>> START Record list

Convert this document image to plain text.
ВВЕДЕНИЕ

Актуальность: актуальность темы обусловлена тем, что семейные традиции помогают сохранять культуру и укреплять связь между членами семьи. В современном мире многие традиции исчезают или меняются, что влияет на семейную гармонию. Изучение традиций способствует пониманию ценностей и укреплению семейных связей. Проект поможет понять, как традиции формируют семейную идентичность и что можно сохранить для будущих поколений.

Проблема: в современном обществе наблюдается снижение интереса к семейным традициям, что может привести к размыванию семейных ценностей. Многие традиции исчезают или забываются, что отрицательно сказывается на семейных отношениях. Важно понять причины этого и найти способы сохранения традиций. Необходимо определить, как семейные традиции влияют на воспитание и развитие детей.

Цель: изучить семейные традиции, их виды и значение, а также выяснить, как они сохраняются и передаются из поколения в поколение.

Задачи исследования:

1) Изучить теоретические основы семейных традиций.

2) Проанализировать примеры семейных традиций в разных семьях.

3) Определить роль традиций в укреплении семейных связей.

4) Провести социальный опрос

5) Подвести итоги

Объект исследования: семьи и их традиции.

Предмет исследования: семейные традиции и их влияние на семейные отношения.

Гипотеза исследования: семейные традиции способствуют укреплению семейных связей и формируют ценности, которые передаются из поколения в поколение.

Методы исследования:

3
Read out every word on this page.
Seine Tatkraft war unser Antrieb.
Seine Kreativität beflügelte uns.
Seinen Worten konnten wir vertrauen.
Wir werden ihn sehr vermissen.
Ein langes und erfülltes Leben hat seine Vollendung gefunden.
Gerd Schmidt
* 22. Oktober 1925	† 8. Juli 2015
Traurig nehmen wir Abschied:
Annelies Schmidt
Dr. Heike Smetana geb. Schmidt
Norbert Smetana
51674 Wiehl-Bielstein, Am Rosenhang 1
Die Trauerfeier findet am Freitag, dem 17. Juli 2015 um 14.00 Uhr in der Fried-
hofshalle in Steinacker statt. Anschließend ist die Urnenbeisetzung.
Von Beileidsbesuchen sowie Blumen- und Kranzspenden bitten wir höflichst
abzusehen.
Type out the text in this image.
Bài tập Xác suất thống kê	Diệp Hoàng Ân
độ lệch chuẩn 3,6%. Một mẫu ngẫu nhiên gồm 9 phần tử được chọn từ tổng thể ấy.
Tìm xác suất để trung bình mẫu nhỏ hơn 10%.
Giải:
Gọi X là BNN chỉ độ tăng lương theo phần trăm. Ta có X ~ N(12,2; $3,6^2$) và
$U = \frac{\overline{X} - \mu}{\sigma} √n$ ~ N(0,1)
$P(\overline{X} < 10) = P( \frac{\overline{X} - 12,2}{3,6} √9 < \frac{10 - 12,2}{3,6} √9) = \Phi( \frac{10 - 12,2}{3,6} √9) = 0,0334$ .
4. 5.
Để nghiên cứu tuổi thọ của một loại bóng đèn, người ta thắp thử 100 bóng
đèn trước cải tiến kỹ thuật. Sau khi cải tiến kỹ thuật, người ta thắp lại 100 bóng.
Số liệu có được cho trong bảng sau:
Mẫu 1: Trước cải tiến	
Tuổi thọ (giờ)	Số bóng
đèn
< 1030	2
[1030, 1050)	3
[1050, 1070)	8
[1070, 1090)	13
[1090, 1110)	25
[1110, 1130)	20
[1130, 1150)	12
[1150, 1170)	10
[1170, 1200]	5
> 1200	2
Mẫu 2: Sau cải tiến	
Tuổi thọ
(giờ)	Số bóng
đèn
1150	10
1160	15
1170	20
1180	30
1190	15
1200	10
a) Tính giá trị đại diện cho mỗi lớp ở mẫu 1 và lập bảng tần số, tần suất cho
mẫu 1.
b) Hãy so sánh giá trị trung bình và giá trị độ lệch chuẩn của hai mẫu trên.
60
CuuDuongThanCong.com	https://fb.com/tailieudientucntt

>> END Record list

What to produce >> For each line above that contains the word "bình", copy that line.

Solution >>
Tìm xác suất để trung bình mẫu nhỏ hơn 10%.
b) Hãy so sánh giá trị trung bình và giá trị độ lệch chuẩn của hai mẫu trên.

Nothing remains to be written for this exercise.